INFORMATION GIVEN:
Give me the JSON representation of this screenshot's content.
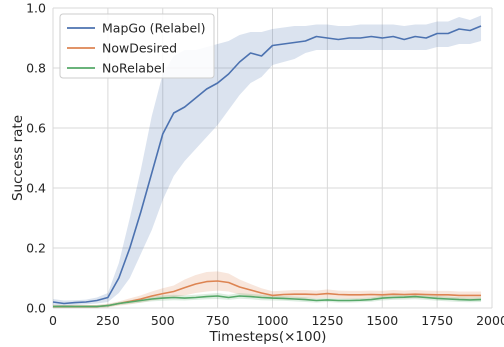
{
  "chart_data": {
    "type": "line",
    "title": "",
    "xlabel": "Timesteps(×100)",
    "ylabel": "Success rate",
    "xlim": [
      0,
      2000
    ],
    "ylim": [
      0,
      1.0
    ],
    "xticks": [
      0,
      250,
      500,
      750,
      1000,
      1250,
      1500,
      1750,
      2000
    ],
    "yticks": [
      0.0,
      0.2,
      0.4,
      0.6,
      0.8,
      1.0
    ],
    "xtick_labels": [
      "0",
      "250",
      "500",
      "750",
      "1000",
      "1250",
      "1500",
      "1750",
      "2000"
    ],
    "ytick_labels": [
      "0.0",
      "0.2",
      "0.4",
      "0.6",
      "0.8",
      "1.0"
    ],
    "grid": true,
    "legend_position": "top-left",
    "x": [
      0,
      50,
      100,
      150,
      200,
      250,
      300,
      350,
      400,
      450,
      500,
      550,
      600,
      650,
      700,
      750,
      800,
      850,
      900,
      950,
      1000,
      1050,
      1100,
      1150,
      1200,
      1250,
      1300,
      1350,
      1400,
      1450,
      1500,
      1550,
      1600,
      1650,
      1700,
      1750,
      1800,
      1850,
      1900,
      1950
    ],
    "series": [
      {
        "name": "MapGo (Relabel)",
        "color": "#4c72b0",
        "values": [
          0.02,
          0.015,
          0.018,
          0.02,
          0.025,
          0.035,
          0.1,
          0.2,
          0.32,
          0.45,
          0.58,
          0.65,
          0.67,
          0.7,
          0.73,
          0.75,
          0.78,
          0.82,
          0.85,
          0.84,
          0.875,
          0.88,
          0.885,
          0.89,
          0.905,
          0.9,
          0.895,
          0.9,
          0.9,
          0.905,
          0.9,
          0.905,
          0.895,
          0.905,
          0.9,
          0.915,
          0.915,
          0.93,
          0.925,
          0.94
        ],
        "lower": [
          0.01,
          0.005,
          0.01,
          0.012,
          0.015,
          0.02,
          0.05,
          0.1,
          0.18,
          0.26,
          0.36,
          0.44,
          0.49,
          0.53,
          0.57,
          0.61,
          0.66,
          0.71,
          0.75,
          0.77,
          0.81,
          0.82,
          0.83,
          0.85,
          0.86,
          0.86,
          0.86,
          0.86,
          0.86,
          0.86,
          0.86,
          0.86,
          0.86,
          0.86,
          0.86,
          0.87,
          0.87,
          0.88,
          0.88,
          0.89
        ],
        "upper": [
          0.03,
          0.025,
          0.026,
          0.028,
          0.035,
          0.05,
          0.15,
          0.3,
          0.46,
          0.64,
          0.78,
          0.84,
          0.86,
          0.86,
          0.87,
          0.88,
          0.89,
          0.91,
          0.92,
          0.92,
          0.93,
          0.935,
          0.94,
          0.94,
          0.945,
          0.945,
          0.94,
          0.94,
          0.945,
          0.945,
          0.945,
          0.945,
          0.94,
          0.945,
          0.945,
          0.955,
          0.955,
          0.97,
          0.96,
          0.975
        ]
      },
      {
        "name": "NowDesired",
        "color": "#dd8452",
        "values": [
          0.005,
          0.005,
          0.005,
          0.005,
          0.005,
          0.008,
          0.015,
          0.022,
          0.03,
          0.04,
          0.048,
          0.055,
          0.068,
          0.08,
          0.088,
          0.09,
          0.085,
          0.07,
          0.06,
          0.05,
          0.042,
          0.045,
          0.046,
          0.046,
          0.045,
          0.048,
          0.045,
          0.044,
          0.044,
          0.045,
          0.044,
          0.046,
          0.045,
          0.046,
          0.045,
          0.044,
          0.044,
          0.042,
          0.042,
          0.042
        ],
        "lower": [
          0.0,
          0.0,
          0.0,
          0.0,
          0.0,
          0.002,
          0.008,
          0.012,
          0.018,
          0.025,
          0.03,
          0.035,
          0.042,
          0.05,
          0.055,
          0.058,
          0.055,
          0.045,
          0.04,
          0.035,
          0.03,
          0.032,
          0.032,
          0.032,
          0.032,
          0.034,
          0.032,
          0.031,
          0.031,
          0.032,
          0.031,
          0.033,
          0.032,
          0.033,
          0.032,
          0.031,
          0.031,
          0.03,
          0.03,
          0.03
        ],
        "upper": [
          0.01,
          0.01,
          0.01,
          0.01,
          0.01,
          0.014,
          0.022,
          0.032,
          0.042,
          0.055,
          0.066,
          0.075,
          0.095,
          0.11,
          0.12,
          0.122,
          0.115,
          0.095,
          0.08,
          0.066,
          0.056,
          0.058,
          0.06,
          0.06,
          0.058,
          0.062,
          0.058,
          0.057,
          0.057,
          0.058,
          0.057,
          0.06,
          0.058,
          0.06,
          0.058,
          0.057,
          0.057,
          0.055,
          0.055,
          0.055
        ]
      },
      {
        "name": "NoRelabel",
        "color": "#55a868",
        "values": [
          0.005,
          0.005,
          0.005,
          0.005,
          0.005,
          0.008,
          0.015,
          0.02,
          0.025,
          0.03,
          0.033,
          0.035,
          0.033,
          0.035,
          0.038,
          0.04,
          0.035,
          0.04,
          0.038,
          0.035,
          0.033,
          0.032,
          0.03,
          0.028,
          0.025,
          0.027,
          0.025,
          0.025,
          0.026,
          0.028,
          0.033,
          0.035,
          0.036,
          0.038,
          0.035,
          0.032,
          0.03,
          0.028,
          0.027,
          0.028
        ],
        "lower": [
          0.0,
          0.0,
          0.0,
          0.0,
          0.0,
          0.003,
          0.01,
          0.014,
          0.018,
          0.022,
          0.024,
          0.026,
          0.025,
          0.027,
          0.029,
          0.03,
          0.027,
          0.031,
          0.029,
          0.026,
          0.025,
          0.024,
          0.022,
          0.02,
          0.018,
          0.02,
          0.018,
          0.018,
          0.019,
          0.021,
          0.025,
          0.027,
          0.028,
          0.029,
          0.027,
          0.024,
          0.022,
          0.02,
          0.019,
          0.02
        ],
        "upper": [
          0.01,
          0.01,
          0.01,
          0.01,
          0.01,
          0.013,
          0.02,
          0.026,
          0.032,
          0.038,
          0.042,
          0.044,
          0.042,
          0.044,
          0.047,
          0.05,
          0.044,
          0.05,
          0.047,
          0.044,
          0.042,
          0.04,
          0.038,
          0.036,
          0.032,
          0.034,
          0.032,
          0.032,
          0.033,
          0.035,
          0.041,
          0.043,
          0.044,
          0.047,
          0.043,
          0.04,
          0.038,
          0.036,
          0.035,
          0.036
        ]
      }
    ]
  }
}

TASK REQUIREMENTS: Check each line of the records for the word "color" and extract those that contain it.

TASK OUTPUT:
        "color": "#4c72b0",
        "color": "#dd8452",
        "color": "#55a868",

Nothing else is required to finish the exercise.